#### Records for this exercise
+ + + + +

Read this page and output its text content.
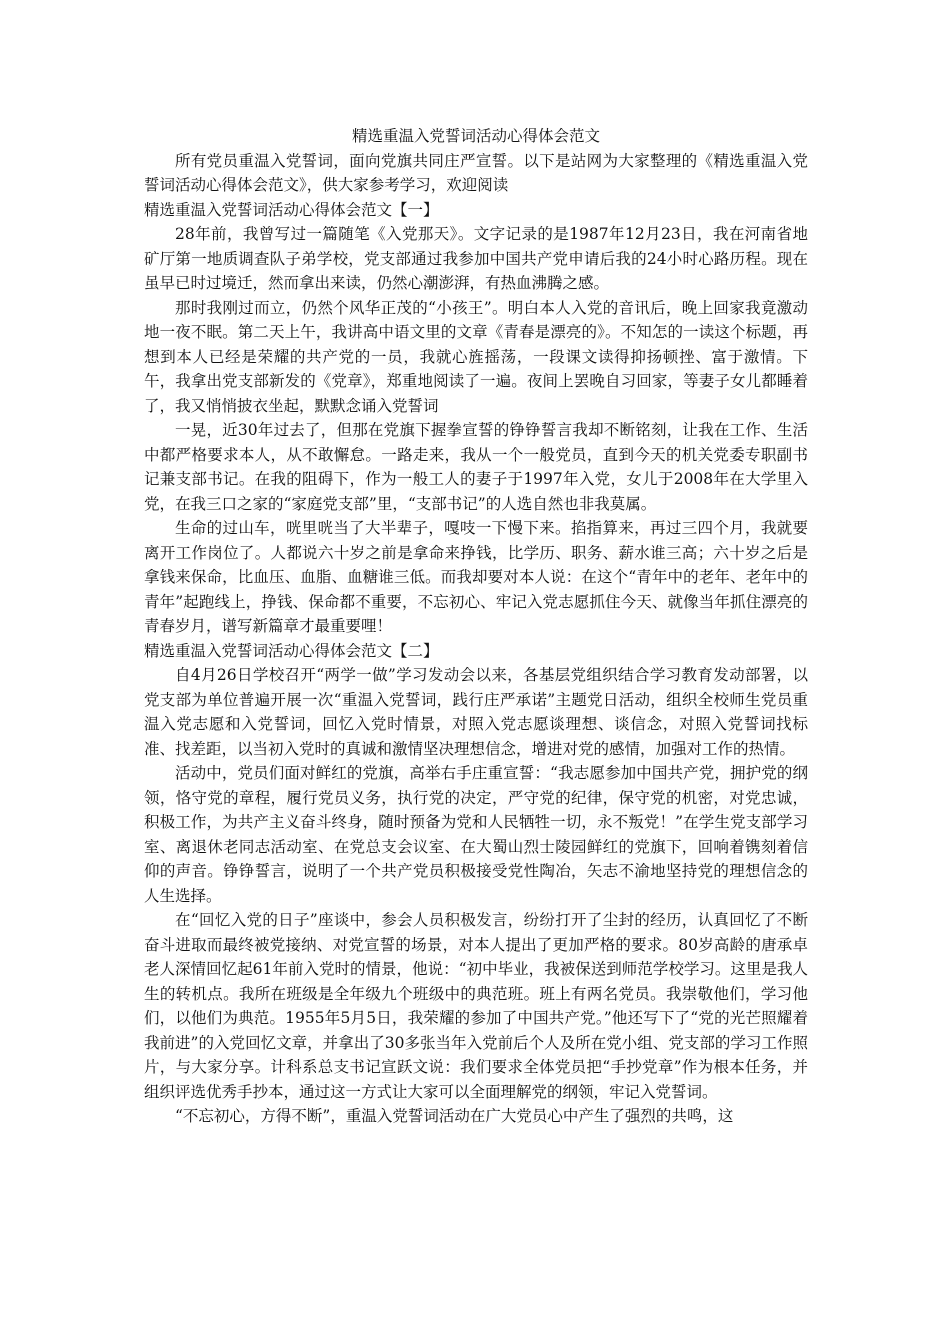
精选重温入党誓词活动心得体会范文

所有党员重温入党誓词，面向党旗共同庄严宣誓。以下是站网为大家整理的《精选重温入党誓词活动心得体会范文》，供大家参考学习，欢迎阅读

精选重温入党誓词活动心得体会范文【一】

28年前，我曾写过一篇随笔《入党那天》。文字记录的是1987年12月23日，我在河南省地矿厅第一地质调查队子弟学校，党支部通过我参加中国共产党申请后我的24小时心路历程。现在虽早已时过境迁，然而拿出来读，仍然心潮澎湃，有热血沸腾之感。

那时我刚过而立，仍然个风华正茂的“小孩王”。明白本人入党的音讯后，晚上回家我竟激动地一夜不眠。第二天上午，我讲高中语文里的文章《青春是漂亮的》。不知怎的一读这个标题，再想到本人已经是荣耀的共产党的一员，我就心旌摇荡，一段课文读得抑扬顿挫、富于激情。下午，我拿出党支部新发的《党章》，郑重地阅读了一遍。夜间上罢晚自习回家，等妻子女儿都睡着了，我又悄悄披衣坐起，默默念诵入党誓词

一晃，近30年过去了，但那在党旗下握拳宣誓的铮铮誓言我却不断铭刻，让我在工作、生活中都严格要求本人，从不敢懈怠。一路走来，我从一个一般党员，直到今天的机关党委专职副书记兼支部书记。在我的阻碍下，作为一般工人的妻子于1997年入党，女儿于2008年在大学里入党，在我三口之家的“家庭党支部”里，“支部书记”的人选自然也非我莫属。

生命的过山车，咣里咣当了大半辈子，嘎吱一下慢下来。掐指算来，再过三四个月，我就要离开工作岗位了。人都说六十岁之前是拿命来挣钱，比学历、职务、薪水谁三高；六十岁之后是拿钱来保命，比血压、血脂、血糖谁三低。而我却要对本人说：在这个“青年中的老年、老年中的青年”起跑线上，挣钱、保命都不重要，不忘初心、牢记入党志愿抓住今天、就像当年抓住漂亮的青春岁月，谱写新篇章才最重要哩！

精选重温入党誓词活动心得体会范文【二】

自4月26日学校召开“两学一做”学习发动会以来，各基层党组织结合学习教育发动部署，以党支部为单位普遍开展一次“重温入党誓词，践行庄严承诺”主题党日活动，组织全校师生党员重温入党志愿和入党誓词，回忆入党时情景，对照入党志愿谈理想、谈信念，对照入党誓词找标准、找差距，以当初入党时的真诚和激情坚决理想信念，增进对党的感情，加强对工作的热情。

活动中，党员们面对鲜红的党旗，高举右手庄重宣誓：“我志愿参加中国共产党，拥护党的纲领，恪守党的章程，履行党员义务，执行党的决定，严守党的纪律，保守党的机密，对党忠诚，积极工作，为共产主义奋斗终身，随时预备为党和人民牺牲一切，永不叛党！”在学生党支部学习室、离退休老同志活动室、在党总支会议室、在大蜀山烈士陵园鲜红的党旗下，回响着镌刻着信仰的声音。铮铮誓言，说明了一个共产党员积极接受党性陶冶，矢志不渝地坚持党的理想信念的人生选择。

在“回忆入党的日子”座谈中，参会人员积极发言，纷纷打开了尘封的经历，认真回忆了不断奋斗进取而最终被党接纳、对党宣誓的场景，对本人提出了更加严格的要求。80岁高龄的唐承卓老人深情回忆起61年前入党时的情景，他说：“初中毕业，我被保送到师范学校学习。这里是我人生的转机点。我所在班级是全年级九个班级中的典范班。班上有两名党员。我崇敬他们，学习他们，以他们为典范。1955年5月5日，我荣耀的参加了中国共产党。”他还写下了“党的光芒照耀着我前进”的入党回忆文章，并拿出了30多张当年入党前后个人及所在党小组、党支部的学习工作照片，与大家分享。计科系总支书记宣跃文说：我们要求全体党员把“手抄党章”作为根本任务，并组织评选优秀手抄本，通过这一方式让大家可以全面理解党的纲领，牢记入党誓词。

“不忘初心，方得不断”，重温入党誓词活动在广大党员心中产生了强烈的共鸣，这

+ + + + +

#### Your task
Your task is to reproduce all of the material exactly. The pictures stay out.

#### Result of this exercise
Read this page and output its text content.
精选重温入党誓词活动心得体会范文

所有党员重温入党誓词，面向党旗共同庄严宣誓。以下是站网为大家整理的《精选重温入党誓词活动心得体会范文》，供大家参考学习，欢迎阅读

精选重温入党誓词活动心得体会范文【一】

28年前，我曾写过一篇随笔《入党那天》。文字记录的是1987年12月23日，我在河南省地矿厅第一地质调查队子弟学校，党支部通过我参加中国共产党申请后我的24小时心路历程。现在虽早已时过境迁，然而拿出来读，仍然心潮澎湃，有热血沸腾之感。

那时我刚过而立，仍然个风华正茂的“小孩王”。明白本人入党的音讯后，晚上回家我竟激动地一夜不眠。第二天上午，我讲高中语文里的文章《青春是漂亮的》。不知怎的一读这个标题，再想到本人已经是荣耀的共产党的一员，我就心旌摇荡，一段课文读得抑扬顿挫、富于激情。下午，我拿出党支部新发的《党章》，郑重地阅读了一遍。夜间上罢晚自习回家，等妻子女儿都睡着了，我又悄悄披衣坐起，默默念诵入党誓词

一晃，近30年过去了，但那在党旗下握拳宣誓的铮铮誓言我却不断铭刻，让我在工作、生活中都严格要求本人，从不敢懈怠。一路走来，我从一个一般党员，直到今天的机关党委专职副书记兼支部书记。在我的阻碍下，作为一般工人的妻子于1997年入党，女儿于2008年在大学里入党，在我三口之家的“家庭党支部”里，“支部书记”的人选自然也非我莫属。

生命的过山车，咣里咣当了大半辈子，嘎吱一下慢下来。掐指算来，再过三四个月，我就要离开工作岗位了。人都说六十岁之前是拿命来挣钱，比学历、职务、薪水谁三高；六十岁之后是拿钱来保命，比血压、血脂、血糖谁三低。而我却要对本人说：在这个“青年中的老年、老年中的青年”起跑线上，挣钱、保命都不重要，不忘初心、牢记入党志愿抓住今天、就像当年抓住漂亮的青春岁月，谱写新篇章才最重要哩！

精选重温入党誓词活动心得体会范文【二】

自4月26日学校召开“两学一做”学习发动会以来，各基层党组织结合学习教育发动部署，以党支部为单位普遍开展一次“重温入党誓词，践行庄严承诺”主题党日活动，组织全校师生党员重温入党志愿和入党誓词，回忆入党时情景，对照入党志愿谈理想、谈信念，对照入党誓词找标准、找差距，以当初入党时的真诚和激情坚决理想信念，增进对党的感情，加强对工作的热情。

活动中，党员们面对鲜红的党旗，高举右手庄重宣誓：“我志愿参加中国共产党，拥护党的纲领，恪守党的章程，履行党员义务，执行党的决定，严守党的纪律，保守党的机密，对党忠诚，积极工作，为共产主义奋斗终身，随时预备为党和人民牺牲一切，永不叛党！”在学生党支部学习室、离退休老同志活动室、在党总支会议室、在大蜀山烈士陵园鲜红的党旗下，回响着镌刻着信仰的声音。铮铮誓言，说明了一个共产党员积极接受党性陶冶，矢志不渝地坚持党的理想信念的人生选择。

在“回忆入党的日子”座谈中，参会人员积极发言，纷纷打开了尘封的经历，认真回忆了不断奋斗进取而最终被党接纳、对党宣誓的场景，对本人提出了更加严格的要求。80岁高龄的唐承卓老人深情回忆起61年前入党时的情景，他说：“初中毕业，我被保送到师范学校学习。这里是我人生的转机点。我所在班级是全年级九个班级中的典范班。班上有两名党员。我崇敬他们，学习他们，以他们为典范。1955年5月5日，我荣耀的参加了中国共产党。”他还写下了“党的光芒照耀着我前进”的入党回忆文章，并拿出了30多张当年入党前后个人及所在党小组、党支部的学习工作照片，与大家分享。计科系总支书记宣跃文说：我们要求全体党员把“手抄党章”作为根本任务，并组织评选优秀手抄本，通过这一方式让大家可以全面理解党的纲领，牢记入党誓词。

“不忘初心，方得不断”，重温入党誓词活动在广大党员心中产生了强烈的共鸣，这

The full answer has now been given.